■ **Work to do**
Reply with one number only, the count of lines holding the string "self".

[Start of Records provided]

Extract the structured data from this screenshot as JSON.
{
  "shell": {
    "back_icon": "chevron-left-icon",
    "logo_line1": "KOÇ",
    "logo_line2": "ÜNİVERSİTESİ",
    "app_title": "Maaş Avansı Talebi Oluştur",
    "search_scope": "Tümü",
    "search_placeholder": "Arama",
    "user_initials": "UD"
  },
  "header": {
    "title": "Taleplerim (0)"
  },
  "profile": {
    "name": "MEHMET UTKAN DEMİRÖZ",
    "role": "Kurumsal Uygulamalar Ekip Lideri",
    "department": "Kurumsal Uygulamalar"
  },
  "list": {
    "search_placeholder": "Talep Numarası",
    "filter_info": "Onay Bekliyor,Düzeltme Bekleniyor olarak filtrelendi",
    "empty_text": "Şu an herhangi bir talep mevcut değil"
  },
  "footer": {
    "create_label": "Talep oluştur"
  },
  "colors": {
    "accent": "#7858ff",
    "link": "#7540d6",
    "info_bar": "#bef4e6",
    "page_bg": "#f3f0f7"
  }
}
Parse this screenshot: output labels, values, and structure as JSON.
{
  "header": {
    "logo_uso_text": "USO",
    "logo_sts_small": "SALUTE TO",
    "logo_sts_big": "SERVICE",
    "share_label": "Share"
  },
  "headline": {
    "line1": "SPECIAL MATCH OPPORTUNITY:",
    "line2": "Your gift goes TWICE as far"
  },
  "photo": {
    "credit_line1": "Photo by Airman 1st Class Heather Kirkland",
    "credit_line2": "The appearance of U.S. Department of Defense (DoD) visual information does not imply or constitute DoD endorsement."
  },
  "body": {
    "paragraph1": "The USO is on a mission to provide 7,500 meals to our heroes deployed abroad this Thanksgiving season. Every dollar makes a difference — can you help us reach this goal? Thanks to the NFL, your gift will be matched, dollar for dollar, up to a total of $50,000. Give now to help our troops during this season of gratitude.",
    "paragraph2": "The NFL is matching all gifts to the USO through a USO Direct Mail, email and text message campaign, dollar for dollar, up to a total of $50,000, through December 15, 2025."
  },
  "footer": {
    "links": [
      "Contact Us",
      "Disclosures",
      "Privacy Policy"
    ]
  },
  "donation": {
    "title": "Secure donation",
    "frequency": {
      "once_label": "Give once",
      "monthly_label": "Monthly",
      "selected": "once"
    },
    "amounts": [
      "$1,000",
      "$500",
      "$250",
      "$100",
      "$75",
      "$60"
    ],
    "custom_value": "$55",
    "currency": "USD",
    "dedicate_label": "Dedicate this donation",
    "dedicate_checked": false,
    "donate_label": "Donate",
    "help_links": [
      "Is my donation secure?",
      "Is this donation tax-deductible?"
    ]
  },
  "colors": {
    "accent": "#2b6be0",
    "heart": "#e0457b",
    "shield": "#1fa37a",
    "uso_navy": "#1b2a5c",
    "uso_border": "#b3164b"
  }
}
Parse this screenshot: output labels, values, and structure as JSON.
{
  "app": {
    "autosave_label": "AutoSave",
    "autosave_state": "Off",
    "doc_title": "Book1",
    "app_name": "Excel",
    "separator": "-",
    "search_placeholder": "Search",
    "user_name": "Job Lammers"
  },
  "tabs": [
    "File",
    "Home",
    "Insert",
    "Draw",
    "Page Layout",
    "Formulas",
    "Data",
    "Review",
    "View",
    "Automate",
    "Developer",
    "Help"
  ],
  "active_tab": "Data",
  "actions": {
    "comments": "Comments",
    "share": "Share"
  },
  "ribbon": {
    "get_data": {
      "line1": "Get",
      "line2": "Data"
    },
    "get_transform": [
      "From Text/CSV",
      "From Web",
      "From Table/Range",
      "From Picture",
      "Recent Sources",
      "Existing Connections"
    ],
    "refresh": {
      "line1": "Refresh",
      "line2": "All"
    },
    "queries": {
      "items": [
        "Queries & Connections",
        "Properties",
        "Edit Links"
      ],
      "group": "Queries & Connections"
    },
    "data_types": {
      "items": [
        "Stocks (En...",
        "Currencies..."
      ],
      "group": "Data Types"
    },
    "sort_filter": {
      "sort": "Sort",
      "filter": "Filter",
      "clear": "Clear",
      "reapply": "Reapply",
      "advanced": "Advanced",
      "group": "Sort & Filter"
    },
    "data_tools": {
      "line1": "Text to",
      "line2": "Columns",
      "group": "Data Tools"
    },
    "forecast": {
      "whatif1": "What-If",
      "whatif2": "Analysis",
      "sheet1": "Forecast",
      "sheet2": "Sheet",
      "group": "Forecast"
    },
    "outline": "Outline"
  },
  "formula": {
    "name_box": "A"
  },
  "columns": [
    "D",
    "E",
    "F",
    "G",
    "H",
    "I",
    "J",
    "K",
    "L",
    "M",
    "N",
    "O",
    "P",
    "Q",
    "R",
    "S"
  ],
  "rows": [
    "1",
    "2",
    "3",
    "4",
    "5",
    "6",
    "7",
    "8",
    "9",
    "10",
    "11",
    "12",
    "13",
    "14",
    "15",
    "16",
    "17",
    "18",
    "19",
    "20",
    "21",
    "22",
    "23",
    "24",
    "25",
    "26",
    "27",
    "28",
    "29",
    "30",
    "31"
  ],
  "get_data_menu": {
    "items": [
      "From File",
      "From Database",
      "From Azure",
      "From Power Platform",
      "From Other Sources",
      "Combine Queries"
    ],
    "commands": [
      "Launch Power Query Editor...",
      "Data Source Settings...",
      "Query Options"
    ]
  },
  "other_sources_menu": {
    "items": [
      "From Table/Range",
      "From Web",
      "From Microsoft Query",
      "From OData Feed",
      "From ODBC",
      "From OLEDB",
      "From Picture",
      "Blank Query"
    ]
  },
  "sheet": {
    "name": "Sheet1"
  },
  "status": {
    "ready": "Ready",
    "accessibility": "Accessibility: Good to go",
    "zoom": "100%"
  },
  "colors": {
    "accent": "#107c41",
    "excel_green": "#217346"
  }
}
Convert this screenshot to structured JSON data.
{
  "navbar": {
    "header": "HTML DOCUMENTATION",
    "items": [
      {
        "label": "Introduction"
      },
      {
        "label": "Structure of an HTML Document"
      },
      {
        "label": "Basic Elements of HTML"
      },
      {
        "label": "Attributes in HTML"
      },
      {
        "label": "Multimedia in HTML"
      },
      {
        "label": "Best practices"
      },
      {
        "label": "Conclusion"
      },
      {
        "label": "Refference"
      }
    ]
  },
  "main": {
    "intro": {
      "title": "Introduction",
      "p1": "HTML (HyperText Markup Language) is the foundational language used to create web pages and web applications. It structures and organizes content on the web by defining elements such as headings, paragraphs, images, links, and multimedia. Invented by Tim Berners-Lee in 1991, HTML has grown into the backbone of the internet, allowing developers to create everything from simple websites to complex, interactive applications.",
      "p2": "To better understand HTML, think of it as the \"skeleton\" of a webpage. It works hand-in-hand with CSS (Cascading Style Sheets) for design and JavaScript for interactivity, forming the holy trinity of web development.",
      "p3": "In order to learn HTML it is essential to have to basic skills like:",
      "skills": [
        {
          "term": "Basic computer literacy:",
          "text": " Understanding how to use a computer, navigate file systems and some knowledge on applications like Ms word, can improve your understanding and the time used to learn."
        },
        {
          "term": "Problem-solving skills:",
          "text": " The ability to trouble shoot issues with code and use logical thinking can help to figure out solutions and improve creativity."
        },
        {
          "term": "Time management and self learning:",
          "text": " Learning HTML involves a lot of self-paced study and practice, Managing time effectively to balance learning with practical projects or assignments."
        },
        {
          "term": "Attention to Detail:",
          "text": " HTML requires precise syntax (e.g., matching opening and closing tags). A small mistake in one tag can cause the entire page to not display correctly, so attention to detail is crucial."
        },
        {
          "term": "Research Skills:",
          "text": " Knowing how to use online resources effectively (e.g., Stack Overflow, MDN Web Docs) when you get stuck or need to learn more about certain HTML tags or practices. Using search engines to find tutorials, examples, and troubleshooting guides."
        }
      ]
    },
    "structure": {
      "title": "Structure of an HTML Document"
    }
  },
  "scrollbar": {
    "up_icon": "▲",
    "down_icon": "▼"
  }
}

[End of Records provided]

■ **Exercise answer**
2